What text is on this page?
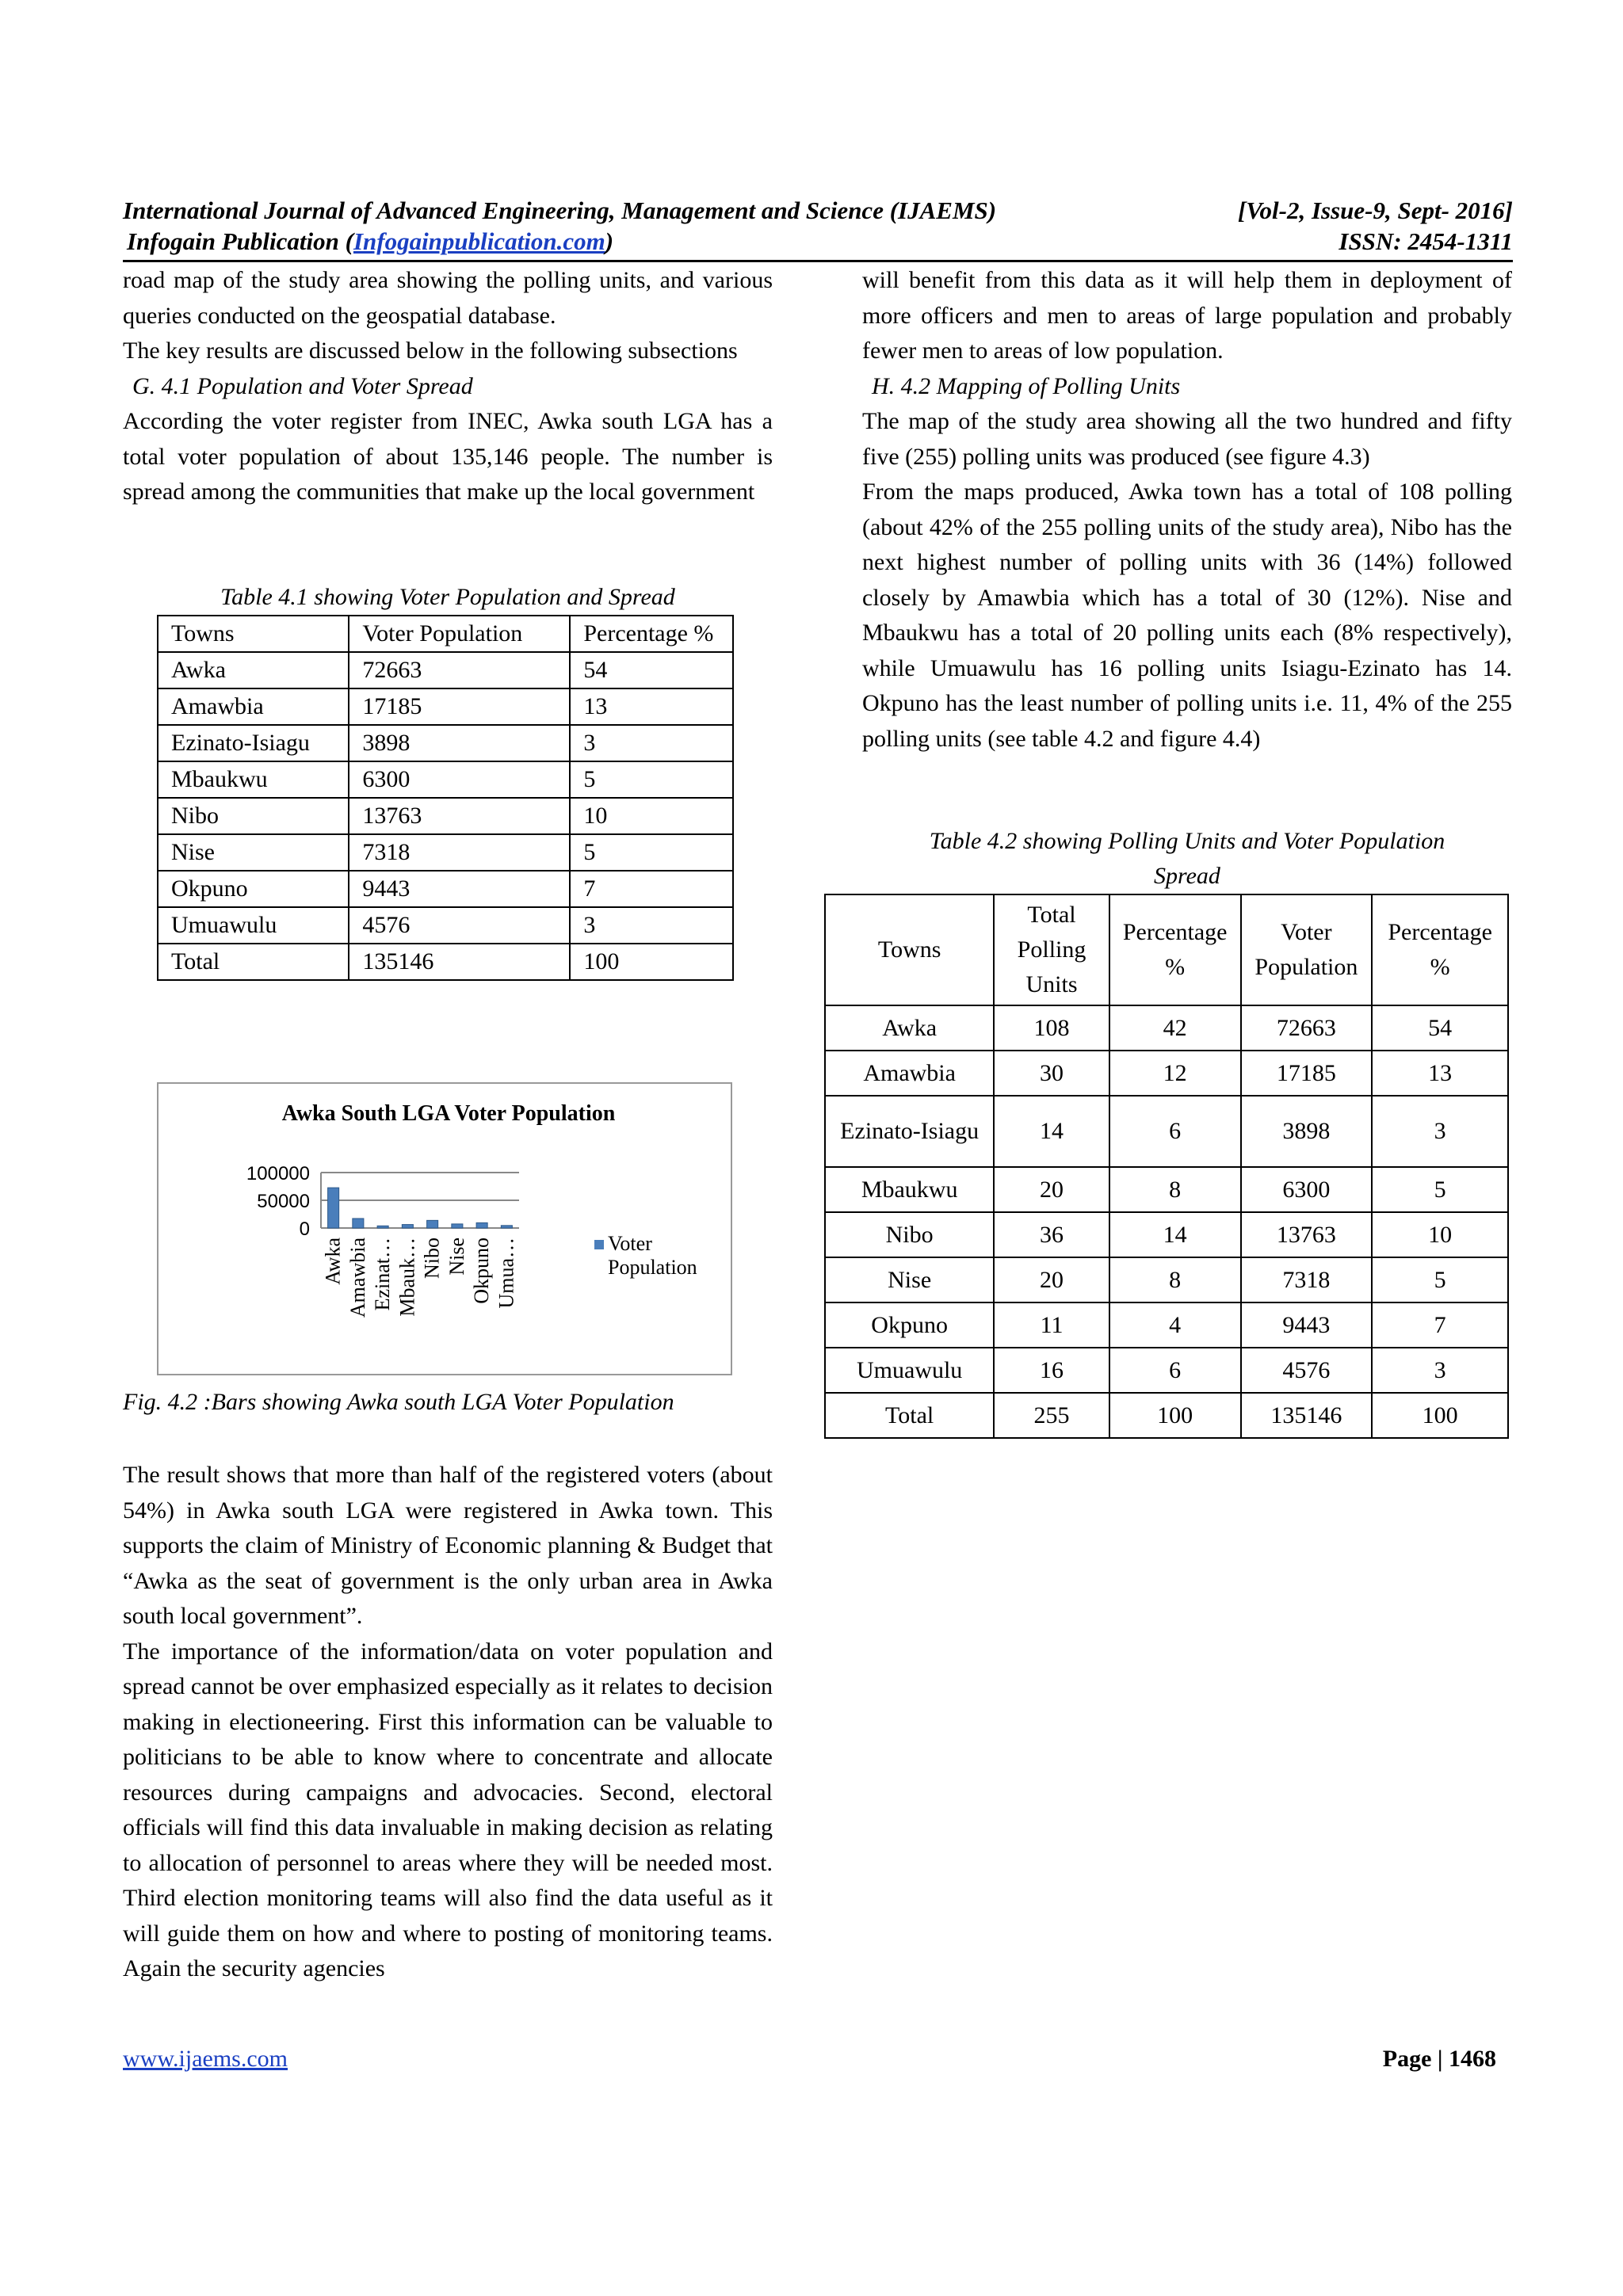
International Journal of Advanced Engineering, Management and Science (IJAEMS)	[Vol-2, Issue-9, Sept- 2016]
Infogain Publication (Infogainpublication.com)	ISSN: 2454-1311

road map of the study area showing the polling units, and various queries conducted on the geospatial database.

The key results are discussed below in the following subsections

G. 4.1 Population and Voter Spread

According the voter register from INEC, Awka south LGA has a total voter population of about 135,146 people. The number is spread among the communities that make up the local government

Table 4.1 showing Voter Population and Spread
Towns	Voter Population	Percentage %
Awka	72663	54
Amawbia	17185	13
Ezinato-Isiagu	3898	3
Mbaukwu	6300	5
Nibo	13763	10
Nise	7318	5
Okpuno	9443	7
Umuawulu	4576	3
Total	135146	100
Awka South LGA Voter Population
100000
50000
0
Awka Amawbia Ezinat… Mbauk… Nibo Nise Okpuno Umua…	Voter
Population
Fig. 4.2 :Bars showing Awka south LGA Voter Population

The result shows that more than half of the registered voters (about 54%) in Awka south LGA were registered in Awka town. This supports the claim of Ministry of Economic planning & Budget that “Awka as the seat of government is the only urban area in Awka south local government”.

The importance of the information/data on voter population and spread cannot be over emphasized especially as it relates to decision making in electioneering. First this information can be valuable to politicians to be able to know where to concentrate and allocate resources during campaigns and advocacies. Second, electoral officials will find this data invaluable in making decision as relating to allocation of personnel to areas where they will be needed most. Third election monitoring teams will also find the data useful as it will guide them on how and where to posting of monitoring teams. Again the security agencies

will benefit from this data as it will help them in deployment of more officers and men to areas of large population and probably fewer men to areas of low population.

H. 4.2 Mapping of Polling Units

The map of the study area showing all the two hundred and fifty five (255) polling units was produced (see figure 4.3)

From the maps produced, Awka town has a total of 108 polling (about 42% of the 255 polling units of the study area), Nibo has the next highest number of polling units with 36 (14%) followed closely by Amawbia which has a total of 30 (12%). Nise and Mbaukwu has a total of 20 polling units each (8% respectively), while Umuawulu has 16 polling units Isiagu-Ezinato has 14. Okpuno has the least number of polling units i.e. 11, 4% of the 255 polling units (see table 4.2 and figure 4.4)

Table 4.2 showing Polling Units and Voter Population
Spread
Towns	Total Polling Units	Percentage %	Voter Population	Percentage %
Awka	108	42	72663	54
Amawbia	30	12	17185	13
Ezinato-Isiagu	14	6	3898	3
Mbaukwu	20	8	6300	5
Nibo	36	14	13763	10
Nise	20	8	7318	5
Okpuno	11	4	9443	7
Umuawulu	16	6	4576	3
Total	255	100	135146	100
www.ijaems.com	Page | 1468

__________________________________________________

* INSTRUCTIONS FOR THE TASK *
Each line that has the word "Isiagu" should be copied.

* CORRECT RESPONSE *
Ezinato-Isiagu	3898	3
From the maps produced, Awka town has a total of 108 polling (about 42% of the 255 polling units of the study area), Nibo has the next highest number of polling units with 36 (14%) followed closely by Amawbia which has a total of 30 (12%). Nise and Mbaukwu has a total of 20 polling units each (8% respectively), while Umuawulu has 16 polling units Isiagu-Ezinato has 14. Okpuno has the least number of polling units i.e. 11, 4% of the 255 polling units (see table 4.2 and figure 4.4)
Ezinato-Isiagu	14	6	3898	3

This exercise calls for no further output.